**Job:**
All of the material below is to be restated word for word, apart from the pictures.

#### Extracted entries ####

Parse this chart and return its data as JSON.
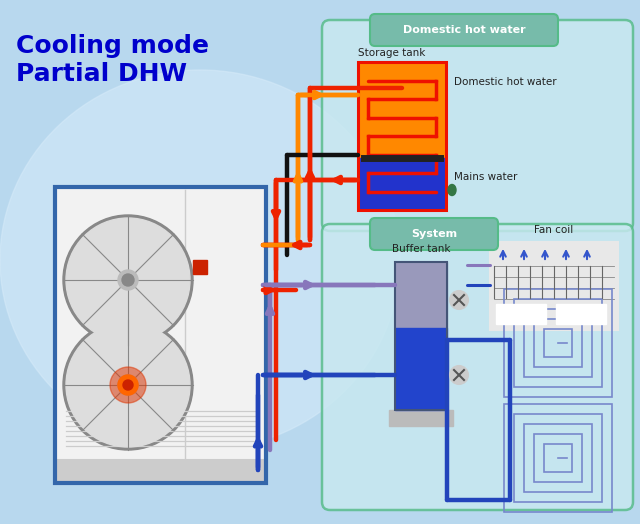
{
  "title_line1": "Cooling mode",
  "title_line2": "Partial DHW",
  "title_color": "#0000CC",
  "bg_color": "#B8D8EE",
  "dhw_label": "Domestic hot water",
  "system_label": "System",
  "storage_tank_label": "Storage tank",
  "domestic_hw_label": "Domestic hot water",
  "mains_water_label": "Mains water",
  "buffer_tank_label": "Buffer tank",
  "fan_coil_label": "Fan coil",
  "pipe_red": "#EE2200",
  "pipe_orange": "#FF8800",
  "pipe_blue": "#2244CC",
  "pipe_purple": "#8877BB",
  "pipe_black": "#111111",
  "tank_orange": "#FF8C00",
  "tank_blue": "#1133BB",
  "box_edge": "#55BB88",
  "box_face_dhw": "#C8E8F0",
  "box_face_sys": "#C8E8F0",
  "box_pill": "#77BBAA",
  "unit_border": "#3366AA",
  "unit_bg": "#F0F0F0",
  "fan_ring": "#888888",
  "fan_dark": "#555555"
}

####

**Solution to this task:**
Parse this chart and return its data as JSON.
{
  "title_line1": "Cooling mode",
  "title_line2": "Partial DHW",
  "title_color": "#0000CC",
  "bg_color": "#B8D8EE",
  "dhw_label": "Domestic hot water",
  "system_label": "System",
  "storage_tank_label": "Storage tank",
  "domestic_hw_label": "Domestic hot water",
  "mains_water_label": "Mains water",
  "buffer_tank_label": "Buffer tank",
  "fan_coil_label": "Fan coil",
  "pipe_red": "#EE2200",
  "pipe_orange": "#FF8800",
  "pipe_blue": "#2244CC",
  "pipe_purple": "#8877BB",
  "pipe_black": "#111111",
  "tank_orange": "#FF8C00",
  "tank_blue": "#1133BB",
  "box_edge": "#55BB88",
  "box_face_dhw": "#C8E8F0",
  "box_face_sys": "#C8E8F0",
  "box_pill": "#77BBAA",
  "unit_border": "#3366AA",
  "unit_bg": "#F0F0F0",
  "fan_ring": "#888888",
  "fan_dark": "#555555"
}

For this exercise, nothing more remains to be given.